Exercise brief — All of the data must be printed exactly; please include every line.

<<<<

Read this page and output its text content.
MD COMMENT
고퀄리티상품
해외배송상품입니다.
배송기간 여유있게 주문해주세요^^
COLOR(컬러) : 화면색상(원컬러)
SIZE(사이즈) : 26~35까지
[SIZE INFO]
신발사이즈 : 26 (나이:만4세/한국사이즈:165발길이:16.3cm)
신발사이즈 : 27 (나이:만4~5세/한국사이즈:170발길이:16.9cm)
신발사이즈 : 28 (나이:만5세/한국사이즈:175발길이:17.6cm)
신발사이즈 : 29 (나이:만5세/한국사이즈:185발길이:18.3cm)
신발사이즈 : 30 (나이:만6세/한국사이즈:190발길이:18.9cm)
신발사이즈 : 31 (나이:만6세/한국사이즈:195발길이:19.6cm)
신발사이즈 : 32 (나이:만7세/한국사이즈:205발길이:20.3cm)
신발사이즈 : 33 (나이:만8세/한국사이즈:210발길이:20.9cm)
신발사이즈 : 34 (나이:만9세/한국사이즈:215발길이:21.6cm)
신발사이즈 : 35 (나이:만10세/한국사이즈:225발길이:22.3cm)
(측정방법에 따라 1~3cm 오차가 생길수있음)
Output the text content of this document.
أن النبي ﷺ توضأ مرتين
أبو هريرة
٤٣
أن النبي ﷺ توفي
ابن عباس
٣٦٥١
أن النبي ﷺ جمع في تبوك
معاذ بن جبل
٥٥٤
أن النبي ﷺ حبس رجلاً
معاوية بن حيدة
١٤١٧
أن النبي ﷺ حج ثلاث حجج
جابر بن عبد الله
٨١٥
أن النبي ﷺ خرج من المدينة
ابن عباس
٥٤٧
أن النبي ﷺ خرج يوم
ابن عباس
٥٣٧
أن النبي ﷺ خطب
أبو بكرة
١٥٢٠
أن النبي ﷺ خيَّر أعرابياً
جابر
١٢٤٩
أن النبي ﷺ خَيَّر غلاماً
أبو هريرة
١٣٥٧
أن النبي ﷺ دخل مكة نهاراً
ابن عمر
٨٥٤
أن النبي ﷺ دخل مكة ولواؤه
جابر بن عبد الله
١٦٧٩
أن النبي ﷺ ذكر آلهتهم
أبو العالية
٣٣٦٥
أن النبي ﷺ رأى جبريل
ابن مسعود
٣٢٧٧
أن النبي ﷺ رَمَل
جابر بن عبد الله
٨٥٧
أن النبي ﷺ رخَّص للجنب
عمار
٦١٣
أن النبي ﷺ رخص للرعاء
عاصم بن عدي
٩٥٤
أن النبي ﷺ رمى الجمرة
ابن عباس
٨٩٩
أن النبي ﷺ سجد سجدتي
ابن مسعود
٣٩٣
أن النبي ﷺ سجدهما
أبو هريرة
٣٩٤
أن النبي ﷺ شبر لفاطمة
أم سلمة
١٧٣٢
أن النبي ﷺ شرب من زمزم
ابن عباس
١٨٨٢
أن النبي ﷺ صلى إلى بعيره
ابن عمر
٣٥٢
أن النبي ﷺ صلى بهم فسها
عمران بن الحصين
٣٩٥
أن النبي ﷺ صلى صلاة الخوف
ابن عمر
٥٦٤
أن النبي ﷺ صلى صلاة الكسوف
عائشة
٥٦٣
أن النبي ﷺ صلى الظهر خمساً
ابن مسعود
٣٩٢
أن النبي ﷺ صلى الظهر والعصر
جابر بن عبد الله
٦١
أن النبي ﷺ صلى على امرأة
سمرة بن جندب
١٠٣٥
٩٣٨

>>>>

Expected output —
Read this page and output its text content.
MD COMMENT
고퀄리티상품
해외배송상품입니다.
배송기간 여유있게 주문해주세요^^
COLOR(컬러) : 화면색상(원컬러)
SIZE(사이즈) : 26~35까지
[SIZE INFO]
신발사이즈 : 26 (나이:만4세/한국사이즈:165발길이:16.3cm)
신발사이즈 : 27 (나이:만4~5세/한국사이즈:170발길이:16.9cm)
신발사이즈 : 28 (나이:만5세/한국사이즈:175발길이:17.6cm)
신발사이즈 : 29 (나이:만5세/한국사이즈:185발길이:18.3cm)
신발사이즈 : 30 (나이:만6세/한국사이즈:190발길이:18.9cm)
신발사이즈 : 31 (나이:만6세/한국사이즈:195발길이:19.6cm)
신발사이즈 : 32 (나이:만7세/한국사이즈:205발길이:20.3cm)
신발사이즈 : 33 (나이:만8세/한국사이즈:210발길이:20.9cm)
신발사이즈 : 34 (나이:만9세/한국사이즈:215발길이:21.6cm)
신발사이즈 : 35 (나이:만10세/한국사이즈:225발길이:22.3cm)
(측정방법에 따라 1~3cm 오차가 생길수있음)
Output the text content of this document.
أن النبي ﷺ توضأ مرتين
أبو هريرة
٤٣
أن النبي ﷺ توفي
ابن عباس
٣٦٥١
أن النبي ﷺ جمع في تبوك
معاذ بن جبل
٥٥٤
أن النبي ﷺ حبس رجلاً
معاوية بن حيدة
١٤١٧
أن النبي ﷺ حج ثلاث حجج
جابر بن عبد الله
٨١٥
أن النبي ﷺ خرج من المدينة
ابن عباس
٥٤٧
أن النبي ﷺ خرج يوم
ابن عباس
٥٣٧
أن النبي ﷺ خطب
أبو بكرة
١٥٢٠
أن النبي ﷺ خيَّر أعرابياً
جابر
١٢٤٩
أن النبي ﷺ خَيَّر غلاماً
أبو هريرة
١٣٥٧
أن النبي ﷺ دخل مكة نهاراً
ابن عمر
٨٥٤
أن النبي ﷺ دخل مكة ولواؤه
جابر بن عبد الله
١٦٧٩
أن النبي ﷺ ذكر آلهتهم
أبو العالية
٣٣٦٥
أن النبي ﷺ رأى جبريل
ابن مسعود
٣٢٧٧
أن النبي ﷺ رَمَل
جابر بن عبد الله
٨٥٧
أن النبي ﷺ رخَّص للجنب
عمار
٦١٣
أن النبي ﷺ رخص للرعاء
عاصم بن عدي
٩٥٤
أن النبي ﷺ رمى الجمرة
ابن عباس
٨٩٩
أن النبي ﷺ سجد سجدتي
ابن مسعود
٣٩٣
أن النبي ﷺ سجدهما
أبو هريرة
٣٩٤
أن النبي ﷺ شبر لفاطمة
أم سلمة
١٧٣٢
أن النبي ﷺ شرب من زمزم
ابن عباس
١٨٨٢
أن النبي ﷺ صلى إلى بعيره
ابن عمر
٣٥٢
أن النبي ﷺ صلى بهم فسها
عمران بن الحصين
٣٩٥
أن النبي ﷺ صلى صلاة الخوف
ابن عمر
٥٦٤
أن النبي ﷺ صلى صلاة الكسوف
عائشة
٥٦٣
أن النبي ﷺ صلى الظهر خمساً
ابن مسعود
٣٩٢
أن النبي ﷺ صلى الظهر والعصر
جابر بن عبد الله
٦١
أن النبي ﷺ صلى على امرأة
سمرة بن جندب
١٠٣٥
٩٣٨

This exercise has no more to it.